# YOUR GOAL
Show every line in the records below that contains the word "text".

# DATA RECORDS
- - - - -

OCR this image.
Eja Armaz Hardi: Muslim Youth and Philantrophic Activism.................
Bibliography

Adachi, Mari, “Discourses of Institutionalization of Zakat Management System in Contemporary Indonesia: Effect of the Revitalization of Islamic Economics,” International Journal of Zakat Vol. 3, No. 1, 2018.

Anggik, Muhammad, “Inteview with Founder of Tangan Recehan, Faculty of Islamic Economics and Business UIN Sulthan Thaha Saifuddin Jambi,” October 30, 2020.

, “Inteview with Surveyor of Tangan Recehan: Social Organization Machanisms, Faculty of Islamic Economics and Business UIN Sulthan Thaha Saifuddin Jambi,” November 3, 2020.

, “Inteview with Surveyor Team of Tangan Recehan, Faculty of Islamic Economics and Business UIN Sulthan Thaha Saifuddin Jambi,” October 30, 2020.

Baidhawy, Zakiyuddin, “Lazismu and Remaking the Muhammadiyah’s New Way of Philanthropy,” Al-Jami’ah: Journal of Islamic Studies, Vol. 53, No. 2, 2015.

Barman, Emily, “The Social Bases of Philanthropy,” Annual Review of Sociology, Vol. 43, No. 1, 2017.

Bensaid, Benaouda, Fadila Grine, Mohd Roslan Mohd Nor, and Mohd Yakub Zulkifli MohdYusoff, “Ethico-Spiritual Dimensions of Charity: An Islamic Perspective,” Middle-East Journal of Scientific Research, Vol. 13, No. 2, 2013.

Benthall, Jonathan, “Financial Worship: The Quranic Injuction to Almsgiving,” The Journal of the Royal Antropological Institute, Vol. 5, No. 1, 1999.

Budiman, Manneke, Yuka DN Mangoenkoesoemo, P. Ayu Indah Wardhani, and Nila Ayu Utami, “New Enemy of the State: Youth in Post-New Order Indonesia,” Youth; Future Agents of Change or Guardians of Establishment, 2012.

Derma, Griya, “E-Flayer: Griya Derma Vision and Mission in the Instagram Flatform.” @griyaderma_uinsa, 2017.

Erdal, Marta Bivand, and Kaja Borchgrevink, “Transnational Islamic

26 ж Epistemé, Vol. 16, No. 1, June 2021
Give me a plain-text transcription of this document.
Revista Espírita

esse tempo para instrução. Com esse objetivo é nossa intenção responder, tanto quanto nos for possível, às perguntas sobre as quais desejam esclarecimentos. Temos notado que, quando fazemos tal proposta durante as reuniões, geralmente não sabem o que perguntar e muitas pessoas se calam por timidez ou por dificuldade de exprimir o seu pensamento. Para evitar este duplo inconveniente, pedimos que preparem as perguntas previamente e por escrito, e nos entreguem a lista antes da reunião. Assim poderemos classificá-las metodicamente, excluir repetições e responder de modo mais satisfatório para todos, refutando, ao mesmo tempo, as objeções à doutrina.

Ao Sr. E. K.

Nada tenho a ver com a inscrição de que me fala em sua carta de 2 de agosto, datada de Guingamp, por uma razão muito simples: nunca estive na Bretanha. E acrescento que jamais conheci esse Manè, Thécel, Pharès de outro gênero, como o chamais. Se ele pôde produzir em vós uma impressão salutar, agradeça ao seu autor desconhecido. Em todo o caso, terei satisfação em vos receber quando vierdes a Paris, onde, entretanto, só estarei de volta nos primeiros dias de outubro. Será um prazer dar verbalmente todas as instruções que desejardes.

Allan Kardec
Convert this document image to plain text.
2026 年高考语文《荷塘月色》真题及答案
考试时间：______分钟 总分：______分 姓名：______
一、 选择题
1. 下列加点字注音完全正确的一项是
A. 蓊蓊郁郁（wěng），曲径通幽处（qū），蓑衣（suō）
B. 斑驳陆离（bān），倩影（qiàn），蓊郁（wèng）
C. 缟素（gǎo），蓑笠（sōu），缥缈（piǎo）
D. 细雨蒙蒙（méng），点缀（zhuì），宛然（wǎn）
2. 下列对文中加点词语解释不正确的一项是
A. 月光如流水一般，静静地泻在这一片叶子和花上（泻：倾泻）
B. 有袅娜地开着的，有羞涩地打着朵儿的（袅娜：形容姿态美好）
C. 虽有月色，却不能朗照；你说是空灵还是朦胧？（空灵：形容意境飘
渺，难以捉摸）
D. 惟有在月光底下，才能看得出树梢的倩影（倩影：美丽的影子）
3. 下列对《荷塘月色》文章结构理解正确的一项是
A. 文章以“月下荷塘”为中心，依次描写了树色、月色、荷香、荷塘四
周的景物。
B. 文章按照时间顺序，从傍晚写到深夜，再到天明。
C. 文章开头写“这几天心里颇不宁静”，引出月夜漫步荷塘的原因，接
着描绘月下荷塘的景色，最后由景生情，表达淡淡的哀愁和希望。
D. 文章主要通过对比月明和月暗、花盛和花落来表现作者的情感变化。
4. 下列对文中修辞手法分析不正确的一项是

- - - - -

# EXPECTED OUTPUT
Give me a plain-text transcription of this document.
Convert this document image to plain text.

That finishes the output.